Problem description =
Find each line holding "pintaa" and copy it out.

Material for the task =
++++++
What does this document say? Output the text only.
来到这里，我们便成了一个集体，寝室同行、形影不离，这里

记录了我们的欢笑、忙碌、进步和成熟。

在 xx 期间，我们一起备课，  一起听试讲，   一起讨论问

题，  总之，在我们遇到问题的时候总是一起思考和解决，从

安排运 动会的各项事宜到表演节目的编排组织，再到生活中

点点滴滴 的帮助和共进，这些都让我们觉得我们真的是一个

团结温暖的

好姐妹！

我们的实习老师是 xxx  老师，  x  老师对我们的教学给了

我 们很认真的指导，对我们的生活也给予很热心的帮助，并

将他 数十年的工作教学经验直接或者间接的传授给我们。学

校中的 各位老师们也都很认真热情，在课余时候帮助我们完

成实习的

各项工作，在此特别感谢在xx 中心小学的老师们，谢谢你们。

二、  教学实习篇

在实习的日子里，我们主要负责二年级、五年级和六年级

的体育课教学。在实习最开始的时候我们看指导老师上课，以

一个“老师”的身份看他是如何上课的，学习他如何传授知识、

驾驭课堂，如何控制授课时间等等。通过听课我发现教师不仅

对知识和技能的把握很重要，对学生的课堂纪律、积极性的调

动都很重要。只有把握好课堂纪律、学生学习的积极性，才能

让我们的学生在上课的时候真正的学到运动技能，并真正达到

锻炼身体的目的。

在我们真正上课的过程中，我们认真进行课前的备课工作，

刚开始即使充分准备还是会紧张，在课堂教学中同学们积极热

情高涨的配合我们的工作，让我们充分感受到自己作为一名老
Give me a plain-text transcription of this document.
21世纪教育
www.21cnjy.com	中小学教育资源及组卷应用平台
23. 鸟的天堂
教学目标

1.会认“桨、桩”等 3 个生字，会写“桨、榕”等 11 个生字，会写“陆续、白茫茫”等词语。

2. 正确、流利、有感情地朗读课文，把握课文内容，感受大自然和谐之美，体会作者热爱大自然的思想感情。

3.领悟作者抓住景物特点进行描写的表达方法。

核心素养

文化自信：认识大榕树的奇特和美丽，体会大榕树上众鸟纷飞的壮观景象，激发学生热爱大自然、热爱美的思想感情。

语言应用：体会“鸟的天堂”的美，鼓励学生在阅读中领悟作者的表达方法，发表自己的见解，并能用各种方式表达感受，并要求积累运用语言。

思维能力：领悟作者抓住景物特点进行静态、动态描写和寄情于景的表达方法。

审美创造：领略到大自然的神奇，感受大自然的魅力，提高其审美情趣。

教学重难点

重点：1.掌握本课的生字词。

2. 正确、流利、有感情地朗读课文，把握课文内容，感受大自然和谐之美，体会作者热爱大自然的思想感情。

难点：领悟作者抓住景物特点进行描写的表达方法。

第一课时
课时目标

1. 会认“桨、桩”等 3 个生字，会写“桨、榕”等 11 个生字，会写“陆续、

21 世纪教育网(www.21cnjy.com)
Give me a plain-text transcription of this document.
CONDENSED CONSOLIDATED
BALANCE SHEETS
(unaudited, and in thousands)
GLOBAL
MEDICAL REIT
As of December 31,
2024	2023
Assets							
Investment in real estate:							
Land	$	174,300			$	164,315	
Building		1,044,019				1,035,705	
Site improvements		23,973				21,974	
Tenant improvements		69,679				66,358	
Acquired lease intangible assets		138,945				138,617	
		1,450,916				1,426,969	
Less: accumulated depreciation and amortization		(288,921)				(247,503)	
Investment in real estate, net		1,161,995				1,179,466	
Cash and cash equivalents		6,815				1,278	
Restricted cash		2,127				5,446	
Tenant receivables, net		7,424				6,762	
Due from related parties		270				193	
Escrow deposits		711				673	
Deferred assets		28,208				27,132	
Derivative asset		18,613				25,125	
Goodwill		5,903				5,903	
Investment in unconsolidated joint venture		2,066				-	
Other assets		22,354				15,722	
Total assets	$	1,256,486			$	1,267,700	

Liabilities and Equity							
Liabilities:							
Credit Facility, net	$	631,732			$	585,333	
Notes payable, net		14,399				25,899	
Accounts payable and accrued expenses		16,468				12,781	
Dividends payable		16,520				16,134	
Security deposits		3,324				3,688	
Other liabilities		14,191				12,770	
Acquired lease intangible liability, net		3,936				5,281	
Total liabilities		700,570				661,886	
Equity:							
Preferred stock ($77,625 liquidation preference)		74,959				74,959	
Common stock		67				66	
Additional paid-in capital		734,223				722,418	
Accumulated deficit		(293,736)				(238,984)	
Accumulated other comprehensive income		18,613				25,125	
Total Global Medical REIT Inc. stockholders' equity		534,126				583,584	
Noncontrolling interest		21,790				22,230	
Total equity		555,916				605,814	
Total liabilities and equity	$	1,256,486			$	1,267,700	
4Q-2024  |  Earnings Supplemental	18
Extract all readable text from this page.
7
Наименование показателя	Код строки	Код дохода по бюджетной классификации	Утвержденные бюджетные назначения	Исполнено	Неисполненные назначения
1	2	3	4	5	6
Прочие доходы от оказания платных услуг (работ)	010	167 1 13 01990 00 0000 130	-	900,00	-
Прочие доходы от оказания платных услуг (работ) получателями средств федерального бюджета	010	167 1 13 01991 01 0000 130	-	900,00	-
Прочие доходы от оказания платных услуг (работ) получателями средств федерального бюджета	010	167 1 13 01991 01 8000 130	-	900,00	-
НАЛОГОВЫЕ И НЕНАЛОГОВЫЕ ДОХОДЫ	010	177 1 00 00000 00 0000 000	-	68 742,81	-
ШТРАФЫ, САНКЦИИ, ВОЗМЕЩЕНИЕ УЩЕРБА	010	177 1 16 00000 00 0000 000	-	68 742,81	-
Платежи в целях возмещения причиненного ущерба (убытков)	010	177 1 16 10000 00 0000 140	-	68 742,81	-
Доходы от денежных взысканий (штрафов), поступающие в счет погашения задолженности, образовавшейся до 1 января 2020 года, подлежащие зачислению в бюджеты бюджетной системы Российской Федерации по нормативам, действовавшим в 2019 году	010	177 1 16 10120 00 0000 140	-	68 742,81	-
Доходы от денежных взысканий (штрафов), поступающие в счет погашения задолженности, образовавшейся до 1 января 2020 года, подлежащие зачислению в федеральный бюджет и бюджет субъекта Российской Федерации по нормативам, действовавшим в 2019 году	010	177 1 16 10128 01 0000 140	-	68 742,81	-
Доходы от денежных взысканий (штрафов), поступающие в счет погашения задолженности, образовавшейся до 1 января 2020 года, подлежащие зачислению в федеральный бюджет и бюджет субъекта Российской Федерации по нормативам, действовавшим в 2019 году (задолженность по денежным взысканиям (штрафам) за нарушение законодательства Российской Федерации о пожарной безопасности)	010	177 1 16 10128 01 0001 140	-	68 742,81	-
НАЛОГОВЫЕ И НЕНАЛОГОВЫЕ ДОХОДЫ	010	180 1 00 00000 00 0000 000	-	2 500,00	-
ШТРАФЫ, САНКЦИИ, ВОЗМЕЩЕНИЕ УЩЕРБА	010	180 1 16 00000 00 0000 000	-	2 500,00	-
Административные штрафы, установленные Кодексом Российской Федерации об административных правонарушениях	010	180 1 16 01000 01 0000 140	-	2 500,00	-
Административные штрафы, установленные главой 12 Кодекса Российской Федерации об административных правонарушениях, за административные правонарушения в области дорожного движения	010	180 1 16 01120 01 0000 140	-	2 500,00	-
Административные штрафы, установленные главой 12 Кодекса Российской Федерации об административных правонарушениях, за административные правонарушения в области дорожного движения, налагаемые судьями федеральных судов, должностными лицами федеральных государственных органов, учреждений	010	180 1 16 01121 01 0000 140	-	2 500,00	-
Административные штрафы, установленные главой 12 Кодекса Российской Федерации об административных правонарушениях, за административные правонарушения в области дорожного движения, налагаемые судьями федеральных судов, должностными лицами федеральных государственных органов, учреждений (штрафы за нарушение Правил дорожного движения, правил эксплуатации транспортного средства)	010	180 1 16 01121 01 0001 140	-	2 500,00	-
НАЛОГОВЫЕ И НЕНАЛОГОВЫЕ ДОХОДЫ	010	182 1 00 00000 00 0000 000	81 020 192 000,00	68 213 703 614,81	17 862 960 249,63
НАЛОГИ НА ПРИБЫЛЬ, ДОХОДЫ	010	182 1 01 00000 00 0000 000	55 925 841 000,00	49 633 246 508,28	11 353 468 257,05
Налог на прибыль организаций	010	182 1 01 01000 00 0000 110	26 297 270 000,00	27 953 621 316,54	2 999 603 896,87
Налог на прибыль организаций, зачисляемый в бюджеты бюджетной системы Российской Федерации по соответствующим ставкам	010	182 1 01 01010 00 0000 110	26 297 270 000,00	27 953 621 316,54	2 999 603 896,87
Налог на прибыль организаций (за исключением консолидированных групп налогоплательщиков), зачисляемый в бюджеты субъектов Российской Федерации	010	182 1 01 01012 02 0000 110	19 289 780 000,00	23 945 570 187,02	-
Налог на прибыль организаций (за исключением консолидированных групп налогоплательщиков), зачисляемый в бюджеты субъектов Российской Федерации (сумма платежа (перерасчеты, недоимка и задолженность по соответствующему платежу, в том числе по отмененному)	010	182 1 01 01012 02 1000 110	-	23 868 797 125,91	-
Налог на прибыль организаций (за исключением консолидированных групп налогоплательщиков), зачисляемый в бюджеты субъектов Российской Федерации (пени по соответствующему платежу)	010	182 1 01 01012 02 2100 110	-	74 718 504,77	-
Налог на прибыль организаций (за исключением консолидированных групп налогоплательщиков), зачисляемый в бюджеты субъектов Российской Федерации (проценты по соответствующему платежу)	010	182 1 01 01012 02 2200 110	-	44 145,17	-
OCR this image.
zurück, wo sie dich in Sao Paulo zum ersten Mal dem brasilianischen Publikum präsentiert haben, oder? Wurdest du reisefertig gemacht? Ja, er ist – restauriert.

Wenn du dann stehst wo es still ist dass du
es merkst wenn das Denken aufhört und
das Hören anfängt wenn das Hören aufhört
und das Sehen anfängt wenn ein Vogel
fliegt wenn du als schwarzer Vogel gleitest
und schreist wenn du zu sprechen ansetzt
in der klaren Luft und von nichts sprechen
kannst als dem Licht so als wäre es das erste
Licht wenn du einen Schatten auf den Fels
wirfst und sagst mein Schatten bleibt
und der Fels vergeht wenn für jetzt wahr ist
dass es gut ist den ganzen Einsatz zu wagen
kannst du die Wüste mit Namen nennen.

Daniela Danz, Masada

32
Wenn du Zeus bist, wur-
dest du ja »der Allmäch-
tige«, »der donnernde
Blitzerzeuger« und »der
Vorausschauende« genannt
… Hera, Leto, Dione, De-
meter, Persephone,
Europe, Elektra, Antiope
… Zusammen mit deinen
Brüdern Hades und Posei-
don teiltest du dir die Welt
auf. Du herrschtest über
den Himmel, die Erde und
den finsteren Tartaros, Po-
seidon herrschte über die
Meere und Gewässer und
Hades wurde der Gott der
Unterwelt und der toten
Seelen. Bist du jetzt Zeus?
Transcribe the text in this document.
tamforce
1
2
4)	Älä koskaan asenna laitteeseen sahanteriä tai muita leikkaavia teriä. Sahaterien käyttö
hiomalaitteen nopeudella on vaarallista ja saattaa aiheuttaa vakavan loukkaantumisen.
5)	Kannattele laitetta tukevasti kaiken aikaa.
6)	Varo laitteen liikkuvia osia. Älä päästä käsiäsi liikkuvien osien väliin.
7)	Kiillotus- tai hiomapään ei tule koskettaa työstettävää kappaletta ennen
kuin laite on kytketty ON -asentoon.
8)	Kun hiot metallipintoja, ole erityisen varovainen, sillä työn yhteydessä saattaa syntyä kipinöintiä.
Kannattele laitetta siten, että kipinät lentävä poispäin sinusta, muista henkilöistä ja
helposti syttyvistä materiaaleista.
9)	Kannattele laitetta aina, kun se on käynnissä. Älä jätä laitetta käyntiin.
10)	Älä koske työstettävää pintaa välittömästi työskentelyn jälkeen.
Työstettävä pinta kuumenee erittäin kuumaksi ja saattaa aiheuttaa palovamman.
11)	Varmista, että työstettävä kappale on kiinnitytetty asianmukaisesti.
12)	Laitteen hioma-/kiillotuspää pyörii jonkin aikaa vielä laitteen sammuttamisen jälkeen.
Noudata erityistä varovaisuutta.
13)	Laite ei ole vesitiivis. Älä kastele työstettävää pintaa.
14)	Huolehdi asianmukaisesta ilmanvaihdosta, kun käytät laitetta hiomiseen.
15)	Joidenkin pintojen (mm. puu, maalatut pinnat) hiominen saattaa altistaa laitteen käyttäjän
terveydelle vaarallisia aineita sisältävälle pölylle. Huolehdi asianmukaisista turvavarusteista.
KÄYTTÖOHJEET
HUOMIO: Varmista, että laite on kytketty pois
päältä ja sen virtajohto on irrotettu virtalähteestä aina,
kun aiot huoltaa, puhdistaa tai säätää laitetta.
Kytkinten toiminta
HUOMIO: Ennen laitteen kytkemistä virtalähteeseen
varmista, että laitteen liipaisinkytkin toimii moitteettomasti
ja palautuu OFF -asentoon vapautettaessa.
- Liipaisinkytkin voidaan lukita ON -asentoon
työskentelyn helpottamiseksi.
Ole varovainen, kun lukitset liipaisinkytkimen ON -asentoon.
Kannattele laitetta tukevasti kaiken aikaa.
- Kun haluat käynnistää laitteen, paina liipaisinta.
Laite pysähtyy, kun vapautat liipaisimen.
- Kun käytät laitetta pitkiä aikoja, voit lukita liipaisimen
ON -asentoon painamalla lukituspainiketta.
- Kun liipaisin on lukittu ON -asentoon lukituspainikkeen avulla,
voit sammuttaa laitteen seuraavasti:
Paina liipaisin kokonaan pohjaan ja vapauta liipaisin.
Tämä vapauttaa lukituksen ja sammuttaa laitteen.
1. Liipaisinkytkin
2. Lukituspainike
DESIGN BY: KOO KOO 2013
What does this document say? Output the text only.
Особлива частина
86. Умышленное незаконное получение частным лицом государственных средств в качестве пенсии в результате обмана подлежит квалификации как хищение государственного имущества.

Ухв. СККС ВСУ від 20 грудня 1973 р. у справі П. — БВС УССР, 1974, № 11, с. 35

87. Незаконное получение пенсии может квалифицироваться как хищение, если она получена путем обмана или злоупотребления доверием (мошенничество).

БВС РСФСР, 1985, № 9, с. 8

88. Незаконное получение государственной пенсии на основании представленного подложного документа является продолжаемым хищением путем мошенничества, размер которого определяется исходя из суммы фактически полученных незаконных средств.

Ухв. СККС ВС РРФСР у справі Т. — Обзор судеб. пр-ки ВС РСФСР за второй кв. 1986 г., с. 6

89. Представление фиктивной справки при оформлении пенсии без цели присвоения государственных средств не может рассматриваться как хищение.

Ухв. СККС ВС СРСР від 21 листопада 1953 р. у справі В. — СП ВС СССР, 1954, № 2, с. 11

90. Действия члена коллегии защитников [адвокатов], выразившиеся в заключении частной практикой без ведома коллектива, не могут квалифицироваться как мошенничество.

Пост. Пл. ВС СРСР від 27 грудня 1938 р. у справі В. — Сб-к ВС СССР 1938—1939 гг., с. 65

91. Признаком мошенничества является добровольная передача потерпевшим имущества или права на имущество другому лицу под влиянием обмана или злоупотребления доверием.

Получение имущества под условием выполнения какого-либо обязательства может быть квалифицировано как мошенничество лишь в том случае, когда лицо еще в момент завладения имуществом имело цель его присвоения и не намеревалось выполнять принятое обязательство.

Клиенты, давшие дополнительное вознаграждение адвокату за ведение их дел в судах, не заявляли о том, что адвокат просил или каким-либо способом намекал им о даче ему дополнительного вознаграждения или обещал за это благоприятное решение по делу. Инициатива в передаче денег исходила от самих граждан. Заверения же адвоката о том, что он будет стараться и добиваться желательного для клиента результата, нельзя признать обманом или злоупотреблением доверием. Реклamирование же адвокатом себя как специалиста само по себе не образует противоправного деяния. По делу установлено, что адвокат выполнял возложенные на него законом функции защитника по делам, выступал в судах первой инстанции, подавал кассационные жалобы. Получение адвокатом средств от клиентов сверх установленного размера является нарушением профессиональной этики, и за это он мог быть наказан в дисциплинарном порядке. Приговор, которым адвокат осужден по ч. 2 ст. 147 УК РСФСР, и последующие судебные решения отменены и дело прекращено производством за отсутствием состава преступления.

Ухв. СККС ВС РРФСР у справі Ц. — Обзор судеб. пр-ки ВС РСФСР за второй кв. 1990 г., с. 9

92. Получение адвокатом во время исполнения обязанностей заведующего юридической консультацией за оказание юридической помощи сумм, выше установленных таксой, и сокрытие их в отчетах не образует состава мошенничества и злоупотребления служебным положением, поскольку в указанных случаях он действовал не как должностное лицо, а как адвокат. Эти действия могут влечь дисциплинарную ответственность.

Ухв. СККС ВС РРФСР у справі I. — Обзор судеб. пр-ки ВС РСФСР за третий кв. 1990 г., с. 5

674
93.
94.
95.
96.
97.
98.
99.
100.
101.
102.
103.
++++++
Reply =
10)	Älä koske työstettävää pintaa välittömästi työskentelyn jälkeen.
13)	Laite ei ole vesitiivis. Älä kastele työstettävää pintaa.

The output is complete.